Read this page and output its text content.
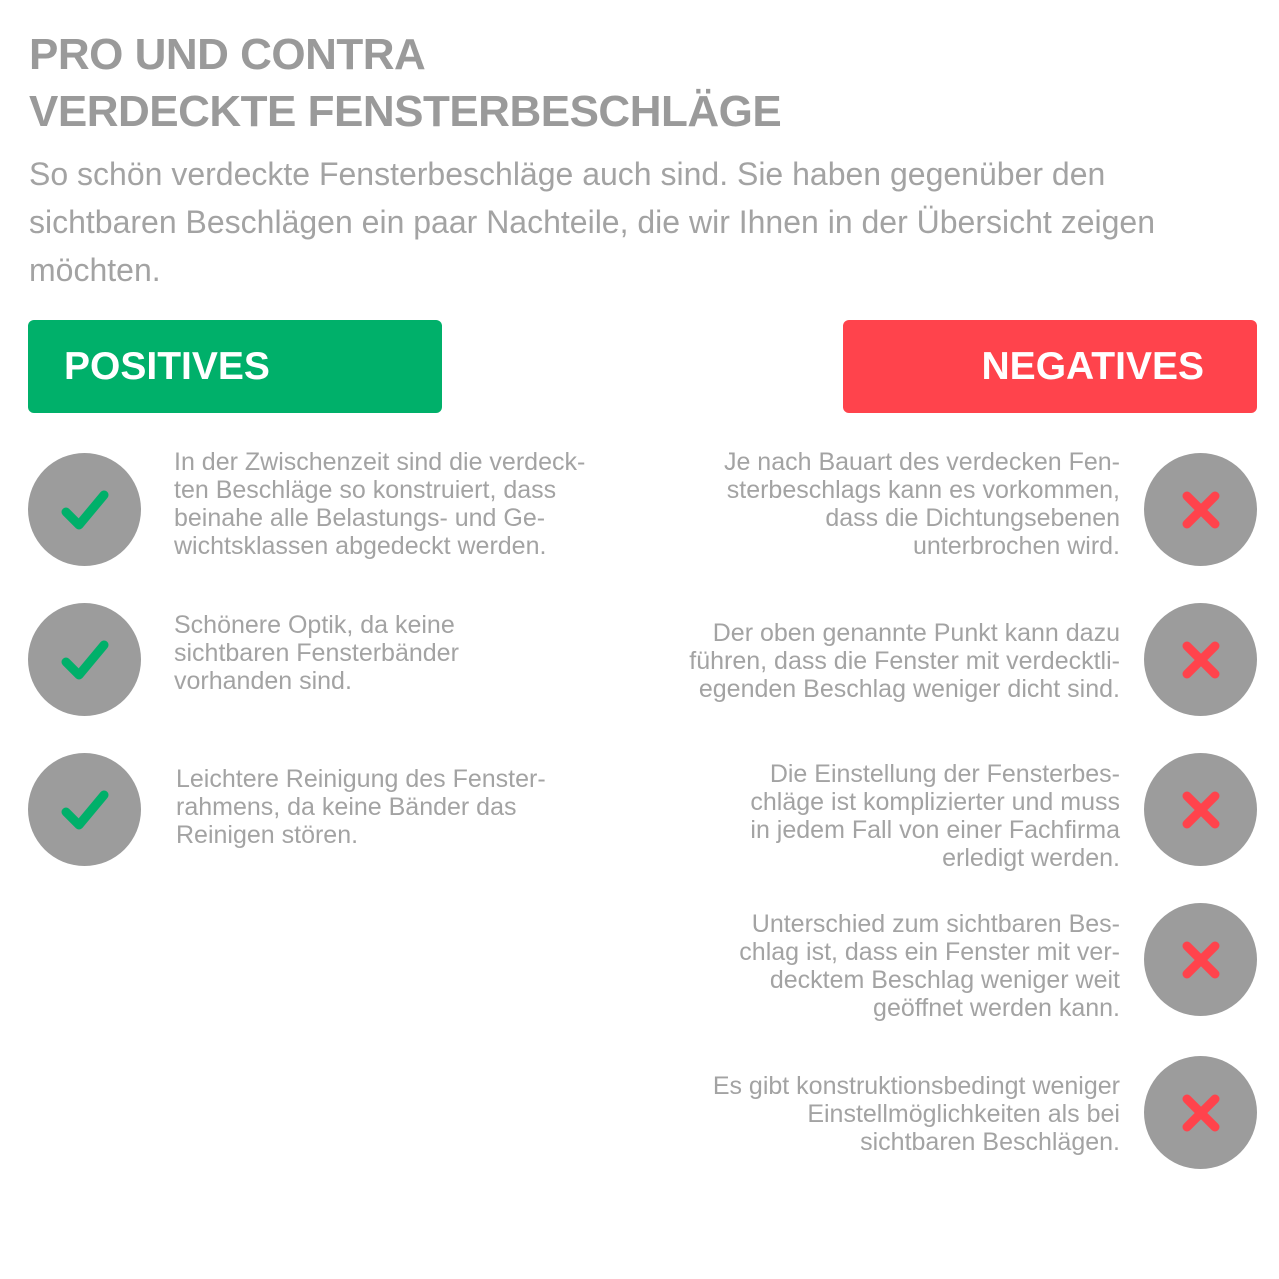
PRO UND CONTRA
VERDECKTE FENSTERBESCHLÄGE

So schön verdeckte Fensterbeschläge auch sind. Sie haben gegenüber den sichtbaren Beschlägen ein paar Nachteile, die wir Ihnen in der Übersicht zeigen möchten.

POSITIVES	NEGATIVES

In der Zwischenzeit sind die verdeck-
ten Beschläge so konstruiert, dass
beinahe alle Belastungs- und Ge-
wichtsklassen abgedeckt werden.

Schönere Optik, da keine
sichtbaren Fensterbänder
vorhanden sind.

Leichtere Reinigung des Fenster-
rahmens, da keine Bänder das
Reinigen stören.

Je nach Bauart des verdecken Fen-
sterbeschlags kann es vorkommen,
dass die Dichtungsebenen
unterbrochen wird.

Der oben genannte Punkt kann dazu
führen, dass die Fenster mit verdecktli-
egenden Beschlag weniger dicht sind.

Die Einstellung der Fensterbes-
chläge ist komplizierter und muss
in jedem Fall von einer Fachfirma
erledigt werden.

Unterschied zum sichtbaren Bes-
chlag ist, dass ein Fenster mit ver-
decktem Beschlag weniger weit
geöffnet werden kann.

Es gibt konstruktionsbedingt weniger
Einstellmöglichkeiten als bei
sichtbaren Beschlägen.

## WHAT IS ASKED
Pictures are excluded; copy all other data exactly as shown.

## OUTPUT OF THE TASK
Read this page and output its text content.
PRO UND CONTRA
VERDECKTE FENSTERBESCHLÄGE

So schön verdeckte Fensterbeschläge auch sind. Sie haben gegenüber den sichtbaren Beschlägen ein paar Nachteile, die wir Ihnen in der Übersicht zeigen möchten.

POSITIVES	NEGATIVES

In der Zwischenzeit sind die verdeck-
ten Beschläge so konstruiert, dass
beinahe alle Belastungs- und Ge-
wichtsklassen abgedeckt werden.

Schönere Optik, da keine
sichtbaren Fensterbänder
vorhanden sind.

Leichtere Reinigung des Fenster-
rahmens, da keine Bänder das
Reinigen stören.

Je nach Bauart des verdecken Fen-
sterbeschlags kann es vorkommen,
dass die Dichtungsebenen
unterbrochen wird.

Der oben genannte Punkt kann dazu
führen, dass die Fenster mit verdecktli-
egenden Beschlag weniger dicht sind.

Die Einstellung der Fensterbes-
chläge ist komplizierter und muss
in jedem Fall von einer Fachfirma
erledigt werden.

Unterschied zum sichtbaren Bes-
chlag ist, dass ein Fenster mit ver-
decktem Beschlag weniger weit
geöffnet werden kann.

Es gibt konstruktionsbedingt weniger
Einstellmöglichkeiten als bei
sichtbaren Beschlägen.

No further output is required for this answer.